- Short problem A
In the list of personal confessions, what does the writer do when their parents aren't listening?
- Short problem B
Write what comes next in the list of personal confessions, picking up after its final line.

- Text excerpt

I know that if I wasnt me, and I knew me, I would HATE me, because I am rude, and obnoxious, and mean, and bratty, and a little stupid jerk who acts like a stuck up princess, and then gets in trouble for it.

When I see some people on TV, I get mad at them and yell at the TV for them being a moron, and then realize I'm the same way.

I like to argue.

I dont have the SLIGHTEST idea why I hate Hillary Duff, and sometimes question that I do.

Even though I am not allowed to, I use curse words when my parents arent listening.

I am totally fine one minute, and 5 seconds later I think somethin totally awful happened, when it actually didnt.

I worry about everything.

I talk bad about some people behind there backs.

I say I hate this girl, but I truley just want to be her friend, even though she was mean to me.

I used to talk bad about someone (and still do) and say how much I hate her, but its because I am jelous.

I LOVE gossip.

(Labeled box records)

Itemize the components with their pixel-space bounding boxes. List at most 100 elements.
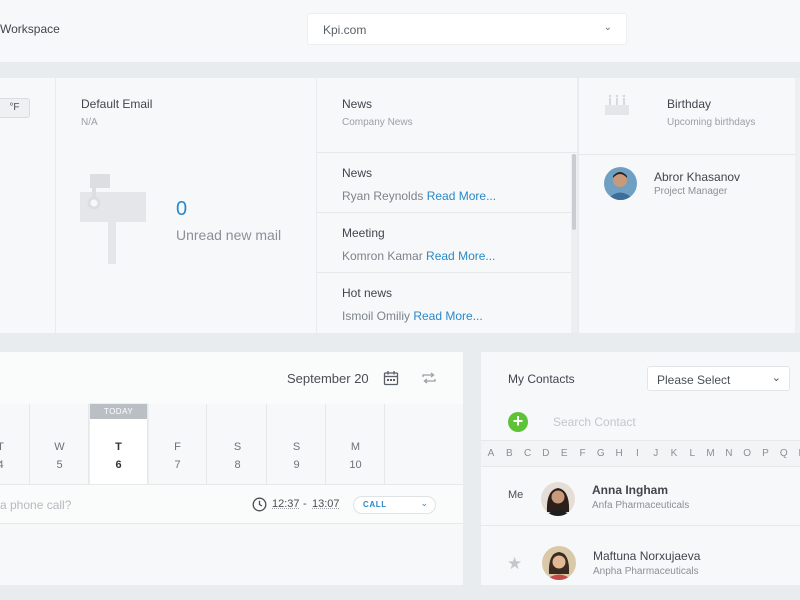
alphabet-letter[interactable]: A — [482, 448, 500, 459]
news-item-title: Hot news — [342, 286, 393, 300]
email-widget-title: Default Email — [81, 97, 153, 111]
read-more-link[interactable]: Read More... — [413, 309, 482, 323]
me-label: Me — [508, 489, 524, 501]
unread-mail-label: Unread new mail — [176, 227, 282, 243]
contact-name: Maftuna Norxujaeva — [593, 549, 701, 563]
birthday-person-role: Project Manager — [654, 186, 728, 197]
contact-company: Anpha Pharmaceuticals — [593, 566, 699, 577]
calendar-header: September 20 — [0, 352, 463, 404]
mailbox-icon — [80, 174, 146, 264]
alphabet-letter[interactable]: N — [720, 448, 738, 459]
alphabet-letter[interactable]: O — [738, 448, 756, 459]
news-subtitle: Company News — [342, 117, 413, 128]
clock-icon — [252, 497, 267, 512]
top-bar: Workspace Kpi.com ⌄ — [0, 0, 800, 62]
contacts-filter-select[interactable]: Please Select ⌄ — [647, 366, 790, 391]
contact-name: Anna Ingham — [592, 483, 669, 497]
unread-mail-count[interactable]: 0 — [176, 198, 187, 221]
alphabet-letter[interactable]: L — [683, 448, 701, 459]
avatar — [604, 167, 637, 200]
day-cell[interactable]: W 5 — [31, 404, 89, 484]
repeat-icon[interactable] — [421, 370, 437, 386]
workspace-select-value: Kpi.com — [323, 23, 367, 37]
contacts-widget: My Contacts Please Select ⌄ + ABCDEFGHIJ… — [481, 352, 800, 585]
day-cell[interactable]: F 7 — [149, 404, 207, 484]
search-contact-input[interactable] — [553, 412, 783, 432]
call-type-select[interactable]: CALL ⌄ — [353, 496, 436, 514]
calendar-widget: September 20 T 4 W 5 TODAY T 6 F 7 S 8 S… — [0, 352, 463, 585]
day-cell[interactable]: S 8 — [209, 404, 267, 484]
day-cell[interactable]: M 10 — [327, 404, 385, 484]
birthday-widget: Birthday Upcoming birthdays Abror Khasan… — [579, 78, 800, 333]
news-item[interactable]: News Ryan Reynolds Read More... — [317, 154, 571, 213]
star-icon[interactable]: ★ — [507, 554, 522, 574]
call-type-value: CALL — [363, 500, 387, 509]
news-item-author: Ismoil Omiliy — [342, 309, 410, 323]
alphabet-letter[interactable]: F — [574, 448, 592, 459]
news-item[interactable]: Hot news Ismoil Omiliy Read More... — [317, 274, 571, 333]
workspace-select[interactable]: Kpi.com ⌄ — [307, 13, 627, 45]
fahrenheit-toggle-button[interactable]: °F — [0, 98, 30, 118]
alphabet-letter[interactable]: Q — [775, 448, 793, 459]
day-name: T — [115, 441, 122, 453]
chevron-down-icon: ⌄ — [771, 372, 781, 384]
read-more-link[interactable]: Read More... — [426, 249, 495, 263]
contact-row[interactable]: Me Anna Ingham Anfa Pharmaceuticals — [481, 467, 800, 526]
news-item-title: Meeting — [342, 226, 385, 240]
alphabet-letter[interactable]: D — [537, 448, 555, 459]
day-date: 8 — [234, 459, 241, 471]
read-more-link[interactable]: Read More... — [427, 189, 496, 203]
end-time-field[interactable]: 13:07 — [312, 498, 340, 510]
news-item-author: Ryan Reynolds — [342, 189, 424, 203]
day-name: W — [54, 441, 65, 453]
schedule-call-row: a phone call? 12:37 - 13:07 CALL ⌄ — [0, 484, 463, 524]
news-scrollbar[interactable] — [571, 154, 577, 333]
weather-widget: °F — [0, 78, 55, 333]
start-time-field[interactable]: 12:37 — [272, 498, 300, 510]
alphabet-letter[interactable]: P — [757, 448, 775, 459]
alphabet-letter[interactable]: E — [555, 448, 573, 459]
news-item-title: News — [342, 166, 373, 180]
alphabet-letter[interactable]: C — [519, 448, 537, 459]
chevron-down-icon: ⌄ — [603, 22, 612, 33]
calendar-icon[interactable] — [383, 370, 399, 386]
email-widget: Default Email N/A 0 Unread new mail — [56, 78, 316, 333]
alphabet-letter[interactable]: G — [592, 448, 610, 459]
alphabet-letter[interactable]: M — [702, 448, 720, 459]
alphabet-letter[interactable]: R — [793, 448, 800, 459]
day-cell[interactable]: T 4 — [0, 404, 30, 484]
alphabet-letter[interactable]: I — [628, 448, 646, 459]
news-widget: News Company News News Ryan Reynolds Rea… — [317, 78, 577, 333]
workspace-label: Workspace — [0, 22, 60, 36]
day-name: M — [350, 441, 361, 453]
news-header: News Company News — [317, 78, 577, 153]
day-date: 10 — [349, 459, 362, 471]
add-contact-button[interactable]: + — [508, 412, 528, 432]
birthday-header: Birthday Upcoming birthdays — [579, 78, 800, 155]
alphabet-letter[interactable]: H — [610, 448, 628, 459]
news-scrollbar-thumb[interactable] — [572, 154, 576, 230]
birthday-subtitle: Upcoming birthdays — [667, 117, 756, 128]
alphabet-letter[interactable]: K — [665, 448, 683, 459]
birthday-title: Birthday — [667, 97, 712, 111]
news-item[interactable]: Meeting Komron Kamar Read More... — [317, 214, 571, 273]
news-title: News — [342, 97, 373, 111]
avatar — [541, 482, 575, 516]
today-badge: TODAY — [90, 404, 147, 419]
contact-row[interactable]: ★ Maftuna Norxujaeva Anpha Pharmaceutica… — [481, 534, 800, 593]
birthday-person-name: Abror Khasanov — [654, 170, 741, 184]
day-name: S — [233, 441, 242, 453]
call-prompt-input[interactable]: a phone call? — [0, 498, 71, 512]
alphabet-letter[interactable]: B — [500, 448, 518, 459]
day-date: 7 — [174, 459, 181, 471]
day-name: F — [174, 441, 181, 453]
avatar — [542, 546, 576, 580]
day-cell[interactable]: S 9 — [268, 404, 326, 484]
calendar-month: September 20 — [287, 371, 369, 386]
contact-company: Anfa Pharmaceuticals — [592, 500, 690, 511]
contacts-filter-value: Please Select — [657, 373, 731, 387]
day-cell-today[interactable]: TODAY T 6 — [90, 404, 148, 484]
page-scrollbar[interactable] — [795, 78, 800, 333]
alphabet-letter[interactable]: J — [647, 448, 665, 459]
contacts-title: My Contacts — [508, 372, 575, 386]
---
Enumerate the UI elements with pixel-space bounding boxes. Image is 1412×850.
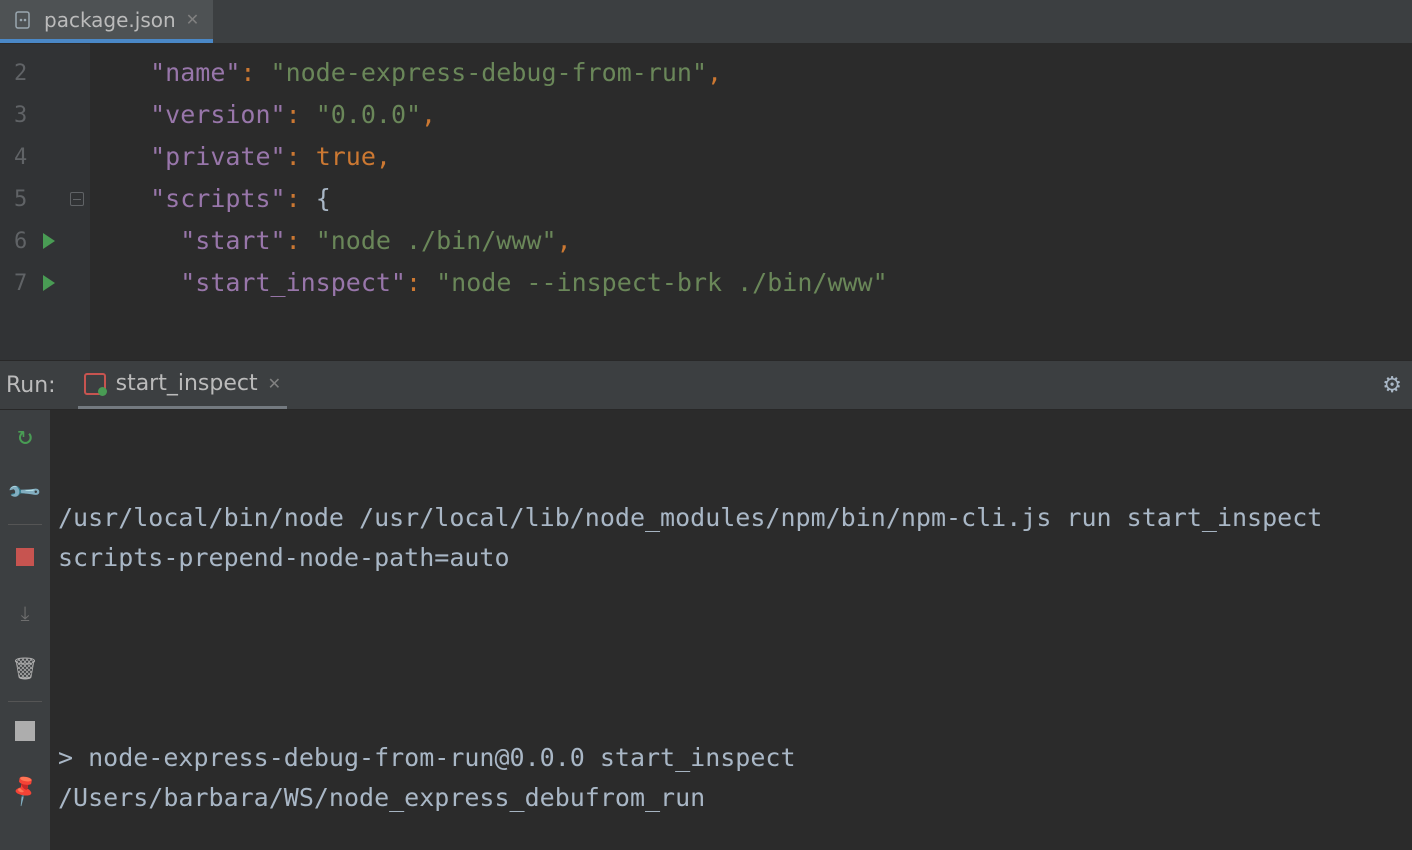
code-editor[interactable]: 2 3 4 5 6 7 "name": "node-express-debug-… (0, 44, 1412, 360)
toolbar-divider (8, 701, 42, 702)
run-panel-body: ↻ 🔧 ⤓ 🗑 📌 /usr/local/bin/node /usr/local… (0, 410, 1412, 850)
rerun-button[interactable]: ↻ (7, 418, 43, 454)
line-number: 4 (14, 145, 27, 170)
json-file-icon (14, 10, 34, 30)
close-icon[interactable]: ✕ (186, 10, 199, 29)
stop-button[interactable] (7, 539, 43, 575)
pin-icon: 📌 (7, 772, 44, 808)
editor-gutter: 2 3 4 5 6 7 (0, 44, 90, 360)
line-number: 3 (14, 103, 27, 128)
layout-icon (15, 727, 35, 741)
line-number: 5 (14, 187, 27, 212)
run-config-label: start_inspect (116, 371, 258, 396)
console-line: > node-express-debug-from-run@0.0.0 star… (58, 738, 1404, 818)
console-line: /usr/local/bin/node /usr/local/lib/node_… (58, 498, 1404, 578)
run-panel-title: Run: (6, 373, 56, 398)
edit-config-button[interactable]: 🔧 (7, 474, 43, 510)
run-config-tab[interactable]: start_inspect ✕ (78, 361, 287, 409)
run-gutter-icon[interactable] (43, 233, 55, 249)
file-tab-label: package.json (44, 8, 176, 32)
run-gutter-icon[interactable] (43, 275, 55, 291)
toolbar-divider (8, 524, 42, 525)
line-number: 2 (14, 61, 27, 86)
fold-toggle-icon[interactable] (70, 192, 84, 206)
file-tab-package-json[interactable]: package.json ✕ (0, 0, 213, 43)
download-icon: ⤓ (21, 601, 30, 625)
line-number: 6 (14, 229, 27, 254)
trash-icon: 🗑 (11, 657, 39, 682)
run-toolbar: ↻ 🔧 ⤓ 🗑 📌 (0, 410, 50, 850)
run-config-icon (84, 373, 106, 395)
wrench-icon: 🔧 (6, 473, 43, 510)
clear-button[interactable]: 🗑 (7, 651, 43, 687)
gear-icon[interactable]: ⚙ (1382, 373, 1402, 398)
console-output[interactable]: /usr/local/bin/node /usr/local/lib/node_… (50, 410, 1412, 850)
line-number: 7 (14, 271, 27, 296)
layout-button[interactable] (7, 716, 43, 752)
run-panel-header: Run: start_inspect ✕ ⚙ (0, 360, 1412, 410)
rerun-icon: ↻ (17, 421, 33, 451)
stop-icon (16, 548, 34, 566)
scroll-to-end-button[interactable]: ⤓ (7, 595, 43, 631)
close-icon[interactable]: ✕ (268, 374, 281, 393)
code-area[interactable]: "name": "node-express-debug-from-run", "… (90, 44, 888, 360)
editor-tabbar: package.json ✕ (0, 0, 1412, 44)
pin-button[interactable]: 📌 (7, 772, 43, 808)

- Output A
The writer uses curse words, even though that isn't allowed.

- Output B
I act like a stupid girl sumtimes.

I fantasize about Gerard Way like, at least 12 hours a day altogether.

I get bored so easilly it makes me mad.

I am very good at math, but I hate it.

I really actually like to cry and get upset sumtimes.

I wanna get really drunk someday for no reason.

I think way to much of myself.

I tell little white lies all the time, even tho I claim to not be a lier.

I want to be so much more succesful then my little sister, who even has different dreams then I do.

I dont really hate people.

Ok, those are my confessions, and if you say anything mean, you will wish you didnt.

P.S. If I posted in any slang at all, please forgive me! Its just that I wrote this in slang, and then tried to go back and fix anything I could so ya, If I missed anything, please forgive me!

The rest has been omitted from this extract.